Write down each entry again, exactly as it reads.

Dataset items
========================================================================
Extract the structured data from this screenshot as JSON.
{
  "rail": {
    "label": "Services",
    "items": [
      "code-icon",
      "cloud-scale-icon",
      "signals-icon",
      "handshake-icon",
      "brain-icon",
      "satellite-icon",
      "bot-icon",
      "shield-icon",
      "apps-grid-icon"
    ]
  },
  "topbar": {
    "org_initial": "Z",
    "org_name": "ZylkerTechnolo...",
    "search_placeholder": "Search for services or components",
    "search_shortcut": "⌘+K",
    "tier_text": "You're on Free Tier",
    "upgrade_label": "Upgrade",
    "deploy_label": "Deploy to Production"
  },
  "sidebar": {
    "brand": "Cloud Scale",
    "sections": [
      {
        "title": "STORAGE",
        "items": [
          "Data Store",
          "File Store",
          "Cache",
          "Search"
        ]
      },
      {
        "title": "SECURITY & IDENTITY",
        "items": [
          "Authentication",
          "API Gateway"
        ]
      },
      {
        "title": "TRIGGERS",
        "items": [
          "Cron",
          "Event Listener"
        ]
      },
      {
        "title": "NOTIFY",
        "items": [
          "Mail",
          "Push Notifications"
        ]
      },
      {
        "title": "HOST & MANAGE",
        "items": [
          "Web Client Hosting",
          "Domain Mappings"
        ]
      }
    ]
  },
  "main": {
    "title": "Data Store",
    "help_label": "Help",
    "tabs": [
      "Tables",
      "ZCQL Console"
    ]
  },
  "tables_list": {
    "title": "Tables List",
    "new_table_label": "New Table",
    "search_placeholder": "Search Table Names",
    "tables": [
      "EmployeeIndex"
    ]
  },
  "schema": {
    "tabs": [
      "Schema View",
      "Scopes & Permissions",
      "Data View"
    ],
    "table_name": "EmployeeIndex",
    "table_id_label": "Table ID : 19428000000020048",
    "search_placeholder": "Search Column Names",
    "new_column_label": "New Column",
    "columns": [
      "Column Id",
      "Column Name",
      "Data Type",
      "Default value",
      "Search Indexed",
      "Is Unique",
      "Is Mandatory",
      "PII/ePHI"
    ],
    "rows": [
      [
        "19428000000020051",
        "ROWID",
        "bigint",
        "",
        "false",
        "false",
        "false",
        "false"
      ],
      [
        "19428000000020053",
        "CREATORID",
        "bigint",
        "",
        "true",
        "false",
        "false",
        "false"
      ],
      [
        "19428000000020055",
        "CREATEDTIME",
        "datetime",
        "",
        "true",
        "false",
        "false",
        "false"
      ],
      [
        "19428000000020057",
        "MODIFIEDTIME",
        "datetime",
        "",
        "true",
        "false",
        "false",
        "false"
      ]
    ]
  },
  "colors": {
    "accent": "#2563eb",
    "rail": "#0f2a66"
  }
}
========================================================================
▶ _EXERCISE ANSWER_
Extract the structured data from this screenshot as JSON.
{
  "rail": {
    "label": "Services",
    "items": [
      "code-icon",
      "cloud-scale-icon",
      "signals-icon",
      "handshake-icon",
      "brain-icon",
      "satellite-icon",
      "bot-icon",
      "shield-icon",
      "apps-grid-icon"
    ]
  },
  "topbar": {
    "org_initial": "Z",
    "org_name": "ZylkerTechnolo...",
    "search_placeholder": "Search for services or components",
    "search_shortcut": "⌘+K",
    "tier_text": "You're on Free Tier",
    "upgrade_label": "Upgrade",
    "deploy_label": "Deploy to Production"
  },
  "sidebar": {
    "brand": "Cloud Scale",
    "sections": [
      {
        "title": "STORAGE",
        "items": [
          "Data Store",
          "File Store",
          "Cache",
          "Search"
        ]
      },
      {
        "title": "SECURITY & IDENTITY",
        "items": [
          "Authentication",
          "API Gateway"
        ]
      },
      {
        "title": "TRIGGERS",
        "items": [
          "Cron",
          "Event Listener"
        ]
      },
      {
        "title": "NOTIFY",
        "items": [
          "Mail",
          "Push Notifications"
        ]
      },
      {
        "title": "HOST & MANAGE",
        "items": [
          "Web Client Hosting",
          "Domain Mappings"
        ]
      }
    ]
  },
  "main": {
    "title": "Data Store",
    "help_label": "Help",
    "tabs": [
      "Tables",
      "ZCQL Console"
    ]
  },
  "tables_list": {
    "title": "Tables List",
    "new_table_label": "New Table",
    "search_placeholder": "Search Table Names",
    "tables": [
      "EmployeeIndex"
    ]
  },
  "schema": {
    "tabs": [
      "Schema View",
      "Scopes & Permissions",
      "Data View"
    ],
    "table_name": "EmployeeIndex",
    "table_id_label": "Table ID : 19428000000020048",
    "search_placeholder": "Search Column Names",
    "new_column_label": "New Column",
    "columns": [
      "Column Id",
      "Column Name",
      "Data Type",
      "Default value",
      "Search Indexed",
      "Is Unique",
      "Is Mandatory",
      "PII/ePHI"
    ],
    "rows": [
      [
        "19428000000020051",
        "ROWID",
        "bigint",
        "",
        "false",
        "false",
        "false",
        "false"
      ],
      [
        "19428000000020053",
        "CREATORID",
        "bigint",
        "",
        "true",
        "false",
        "false",
        "false"
      ],
      [
        "19428000000020055",
        "CREATEDTIME",
        "datetime",
        "",
        "true",
        "false",
        "false",
        "false"
      ],
      [
        "19428000000020057",
        "MODIFIEDTIME",
        "datetime",
        "",
        "true",
        "false",
        "false",
        "false"
      ]
    ]
  },
  "colors": {
    "accent": "#2563eb",
    "rail": "#0f2a66"
  }
}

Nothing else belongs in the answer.